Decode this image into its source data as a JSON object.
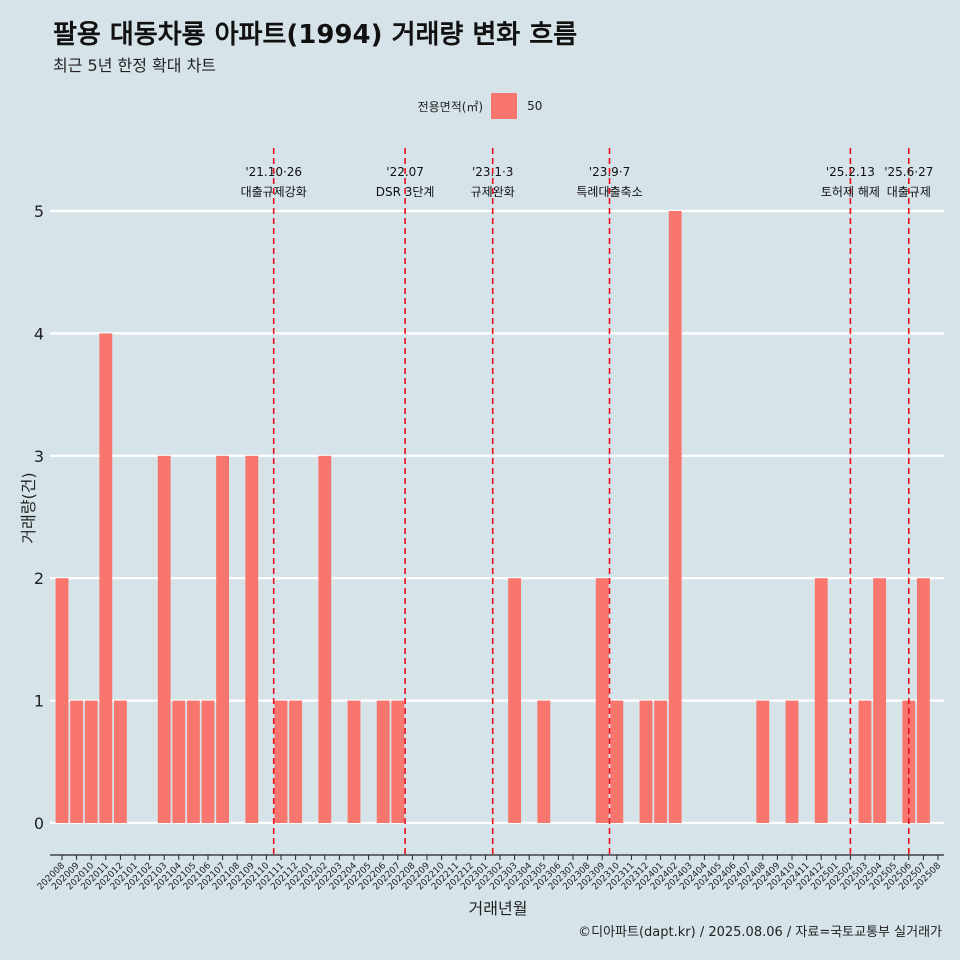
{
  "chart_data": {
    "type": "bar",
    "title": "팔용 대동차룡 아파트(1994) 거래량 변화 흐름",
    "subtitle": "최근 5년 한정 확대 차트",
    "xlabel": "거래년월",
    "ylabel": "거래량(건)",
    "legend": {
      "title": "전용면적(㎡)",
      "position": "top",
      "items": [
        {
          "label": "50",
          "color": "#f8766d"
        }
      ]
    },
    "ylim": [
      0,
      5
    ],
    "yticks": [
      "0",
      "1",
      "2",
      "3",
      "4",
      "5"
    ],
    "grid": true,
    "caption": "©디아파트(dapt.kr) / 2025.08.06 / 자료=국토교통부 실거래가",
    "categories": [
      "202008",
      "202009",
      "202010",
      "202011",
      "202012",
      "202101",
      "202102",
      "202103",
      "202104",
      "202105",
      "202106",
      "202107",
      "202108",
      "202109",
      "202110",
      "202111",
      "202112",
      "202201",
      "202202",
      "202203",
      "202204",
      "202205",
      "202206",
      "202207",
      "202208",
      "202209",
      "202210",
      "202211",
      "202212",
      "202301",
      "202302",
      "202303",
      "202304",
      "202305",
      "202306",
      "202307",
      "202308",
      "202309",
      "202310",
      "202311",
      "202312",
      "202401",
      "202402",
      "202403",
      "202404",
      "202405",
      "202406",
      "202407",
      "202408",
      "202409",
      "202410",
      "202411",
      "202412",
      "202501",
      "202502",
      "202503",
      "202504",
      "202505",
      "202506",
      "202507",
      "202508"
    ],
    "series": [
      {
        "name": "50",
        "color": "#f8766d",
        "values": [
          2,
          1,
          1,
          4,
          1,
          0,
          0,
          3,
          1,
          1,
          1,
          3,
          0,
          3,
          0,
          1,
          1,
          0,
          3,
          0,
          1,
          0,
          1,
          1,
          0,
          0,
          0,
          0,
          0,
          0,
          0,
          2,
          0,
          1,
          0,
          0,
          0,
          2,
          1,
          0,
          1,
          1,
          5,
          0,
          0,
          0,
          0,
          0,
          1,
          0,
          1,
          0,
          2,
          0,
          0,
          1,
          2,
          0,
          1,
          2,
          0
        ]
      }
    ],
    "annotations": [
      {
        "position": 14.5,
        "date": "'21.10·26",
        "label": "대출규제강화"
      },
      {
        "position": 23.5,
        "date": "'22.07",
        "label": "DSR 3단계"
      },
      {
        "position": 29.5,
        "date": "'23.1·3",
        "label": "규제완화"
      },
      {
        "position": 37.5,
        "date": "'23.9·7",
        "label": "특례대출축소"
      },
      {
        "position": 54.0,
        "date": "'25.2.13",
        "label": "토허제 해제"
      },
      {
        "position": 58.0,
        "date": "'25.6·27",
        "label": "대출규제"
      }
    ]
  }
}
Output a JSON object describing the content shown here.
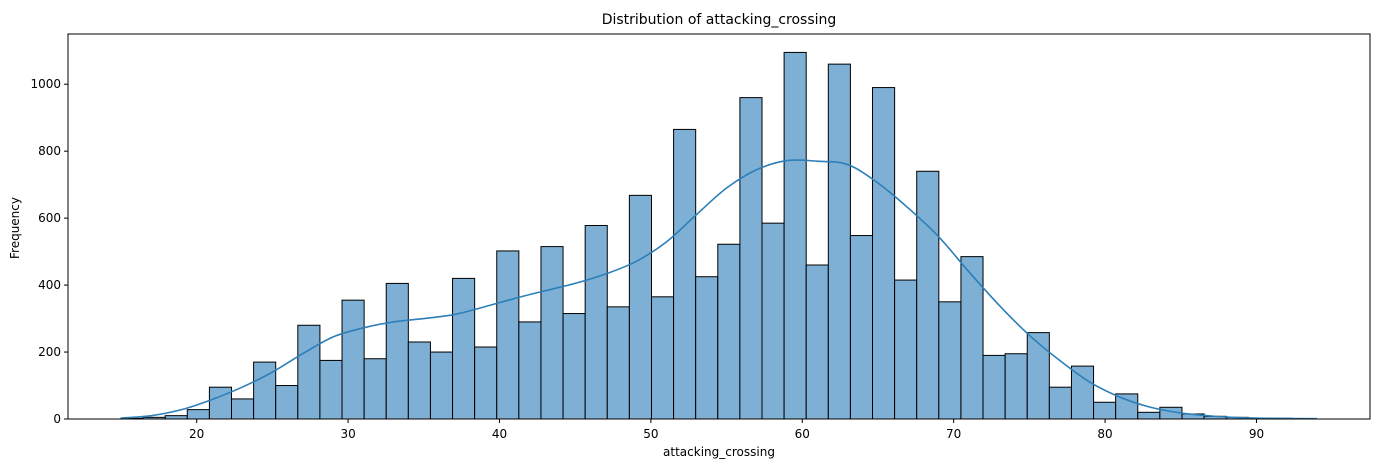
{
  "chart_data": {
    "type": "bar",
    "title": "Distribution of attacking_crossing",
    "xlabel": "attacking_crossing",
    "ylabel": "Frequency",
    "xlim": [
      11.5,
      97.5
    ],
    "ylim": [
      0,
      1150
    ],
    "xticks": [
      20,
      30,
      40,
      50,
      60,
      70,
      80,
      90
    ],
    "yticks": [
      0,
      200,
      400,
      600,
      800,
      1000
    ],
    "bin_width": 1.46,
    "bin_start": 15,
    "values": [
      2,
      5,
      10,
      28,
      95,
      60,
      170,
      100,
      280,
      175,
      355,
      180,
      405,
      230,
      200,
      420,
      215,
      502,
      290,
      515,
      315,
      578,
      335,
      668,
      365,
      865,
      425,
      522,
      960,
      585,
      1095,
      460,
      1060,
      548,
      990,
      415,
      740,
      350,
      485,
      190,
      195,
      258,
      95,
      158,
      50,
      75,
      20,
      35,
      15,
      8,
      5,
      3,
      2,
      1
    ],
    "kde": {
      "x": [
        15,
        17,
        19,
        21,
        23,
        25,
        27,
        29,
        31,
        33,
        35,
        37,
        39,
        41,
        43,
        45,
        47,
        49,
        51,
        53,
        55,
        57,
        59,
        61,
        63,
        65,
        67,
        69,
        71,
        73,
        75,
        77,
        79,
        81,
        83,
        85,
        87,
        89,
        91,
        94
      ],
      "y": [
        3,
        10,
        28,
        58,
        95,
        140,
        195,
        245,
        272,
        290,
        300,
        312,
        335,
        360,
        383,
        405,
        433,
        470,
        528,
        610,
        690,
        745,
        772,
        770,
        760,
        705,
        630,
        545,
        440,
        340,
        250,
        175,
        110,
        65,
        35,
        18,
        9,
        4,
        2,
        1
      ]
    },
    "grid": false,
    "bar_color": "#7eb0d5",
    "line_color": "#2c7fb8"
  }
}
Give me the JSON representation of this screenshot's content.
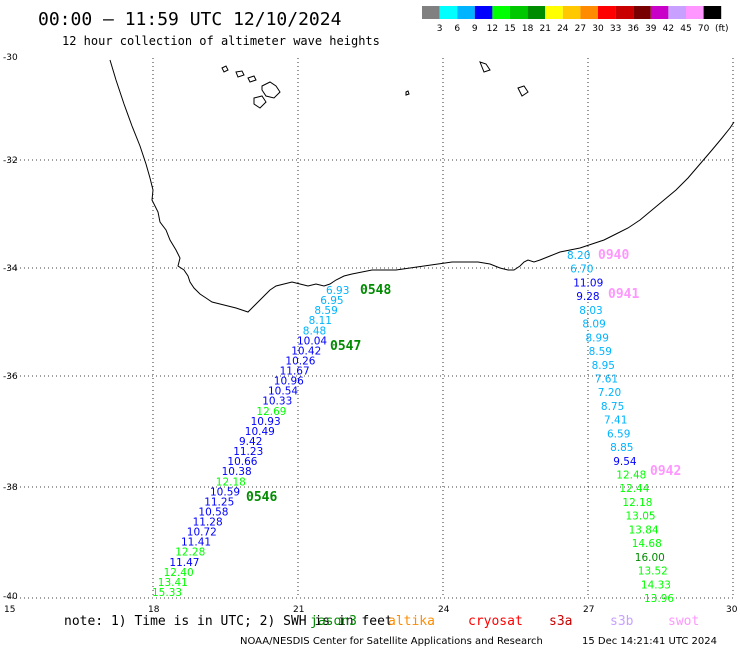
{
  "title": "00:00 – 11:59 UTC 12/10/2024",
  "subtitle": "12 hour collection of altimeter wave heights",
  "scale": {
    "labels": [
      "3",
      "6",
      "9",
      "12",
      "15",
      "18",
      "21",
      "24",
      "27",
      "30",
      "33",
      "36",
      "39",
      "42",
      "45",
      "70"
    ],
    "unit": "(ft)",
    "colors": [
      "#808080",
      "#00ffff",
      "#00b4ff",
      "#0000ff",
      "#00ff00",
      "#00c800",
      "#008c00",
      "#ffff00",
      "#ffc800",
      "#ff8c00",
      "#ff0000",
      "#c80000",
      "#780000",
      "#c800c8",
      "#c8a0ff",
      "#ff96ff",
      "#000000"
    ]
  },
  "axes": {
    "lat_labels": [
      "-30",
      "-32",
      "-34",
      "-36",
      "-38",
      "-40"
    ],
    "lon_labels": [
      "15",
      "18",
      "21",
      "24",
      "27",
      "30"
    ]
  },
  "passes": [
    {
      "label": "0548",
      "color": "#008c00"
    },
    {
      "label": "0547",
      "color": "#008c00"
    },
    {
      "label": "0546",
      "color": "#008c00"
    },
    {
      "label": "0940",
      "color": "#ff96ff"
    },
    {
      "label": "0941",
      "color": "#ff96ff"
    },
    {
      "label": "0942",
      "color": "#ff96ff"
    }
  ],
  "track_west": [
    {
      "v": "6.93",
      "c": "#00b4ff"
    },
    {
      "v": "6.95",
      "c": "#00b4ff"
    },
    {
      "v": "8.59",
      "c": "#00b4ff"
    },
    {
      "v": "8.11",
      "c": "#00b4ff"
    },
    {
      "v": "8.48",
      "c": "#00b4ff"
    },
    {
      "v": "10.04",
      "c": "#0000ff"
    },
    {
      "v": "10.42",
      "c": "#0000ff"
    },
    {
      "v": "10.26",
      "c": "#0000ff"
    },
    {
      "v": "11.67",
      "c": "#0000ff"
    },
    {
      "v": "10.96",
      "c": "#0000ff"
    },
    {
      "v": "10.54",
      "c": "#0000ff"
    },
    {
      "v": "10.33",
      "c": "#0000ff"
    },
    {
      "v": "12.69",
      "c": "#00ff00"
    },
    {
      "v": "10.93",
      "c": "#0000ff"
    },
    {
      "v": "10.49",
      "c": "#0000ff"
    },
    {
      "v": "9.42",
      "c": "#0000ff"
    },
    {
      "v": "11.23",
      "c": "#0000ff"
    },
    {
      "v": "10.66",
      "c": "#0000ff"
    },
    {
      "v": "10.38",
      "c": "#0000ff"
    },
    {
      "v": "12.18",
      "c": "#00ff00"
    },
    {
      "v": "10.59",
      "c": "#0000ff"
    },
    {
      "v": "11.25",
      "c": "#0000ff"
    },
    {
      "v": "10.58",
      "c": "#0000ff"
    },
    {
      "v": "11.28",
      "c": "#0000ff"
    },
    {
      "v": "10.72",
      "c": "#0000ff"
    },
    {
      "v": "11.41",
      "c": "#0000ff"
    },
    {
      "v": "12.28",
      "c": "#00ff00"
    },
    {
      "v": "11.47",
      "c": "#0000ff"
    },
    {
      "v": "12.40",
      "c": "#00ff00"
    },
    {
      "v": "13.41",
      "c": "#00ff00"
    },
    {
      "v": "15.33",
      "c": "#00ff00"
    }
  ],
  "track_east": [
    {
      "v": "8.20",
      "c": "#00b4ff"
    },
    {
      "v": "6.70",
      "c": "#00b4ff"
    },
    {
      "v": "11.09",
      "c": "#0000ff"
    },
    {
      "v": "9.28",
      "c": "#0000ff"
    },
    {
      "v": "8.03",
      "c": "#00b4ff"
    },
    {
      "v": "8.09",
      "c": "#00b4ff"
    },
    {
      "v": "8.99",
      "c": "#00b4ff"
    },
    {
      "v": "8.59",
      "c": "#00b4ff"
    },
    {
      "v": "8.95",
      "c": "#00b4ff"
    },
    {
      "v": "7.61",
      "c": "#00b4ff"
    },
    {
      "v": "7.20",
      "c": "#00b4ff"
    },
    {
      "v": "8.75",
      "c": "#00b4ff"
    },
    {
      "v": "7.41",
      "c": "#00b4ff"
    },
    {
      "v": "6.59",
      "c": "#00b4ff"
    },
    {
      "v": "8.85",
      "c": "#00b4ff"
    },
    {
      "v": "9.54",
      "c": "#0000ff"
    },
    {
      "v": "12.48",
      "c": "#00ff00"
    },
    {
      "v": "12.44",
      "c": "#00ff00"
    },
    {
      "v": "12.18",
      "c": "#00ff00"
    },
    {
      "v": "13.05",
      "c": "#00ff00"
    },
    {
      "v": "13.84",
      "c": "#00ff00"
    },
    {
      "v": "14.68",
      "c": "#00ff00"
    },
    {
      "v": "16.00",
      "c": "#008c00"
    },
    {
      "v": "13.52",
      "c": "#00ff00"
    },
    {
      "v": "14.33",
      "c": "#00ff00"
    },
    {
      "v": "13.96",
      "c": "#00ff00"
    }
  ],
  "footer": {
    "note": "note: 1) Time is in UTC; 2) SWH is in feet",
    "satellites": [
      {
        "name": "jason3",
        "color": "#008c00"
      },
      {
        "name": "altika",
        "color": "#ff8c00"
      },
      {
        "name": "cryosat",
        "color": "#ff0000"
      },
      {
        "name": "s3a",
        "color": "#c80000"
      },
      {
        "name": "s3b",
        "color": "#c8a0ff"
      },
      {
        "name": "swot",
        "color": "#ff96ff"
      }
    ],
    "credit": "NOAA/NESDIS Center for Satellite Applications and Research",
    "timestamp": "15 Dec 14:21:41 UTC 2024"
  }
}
════════════════════
Stated task ::
Copy the lines from the entries above in which the word "date" appears.

Completed exercise ::
        "date": "'21.10·26",
        "date": "'22.07",
        "date": "'23.1·3",
        "date": "'23.9·7",
        "date": "'25.2.13",
        "date": "'25.6·27",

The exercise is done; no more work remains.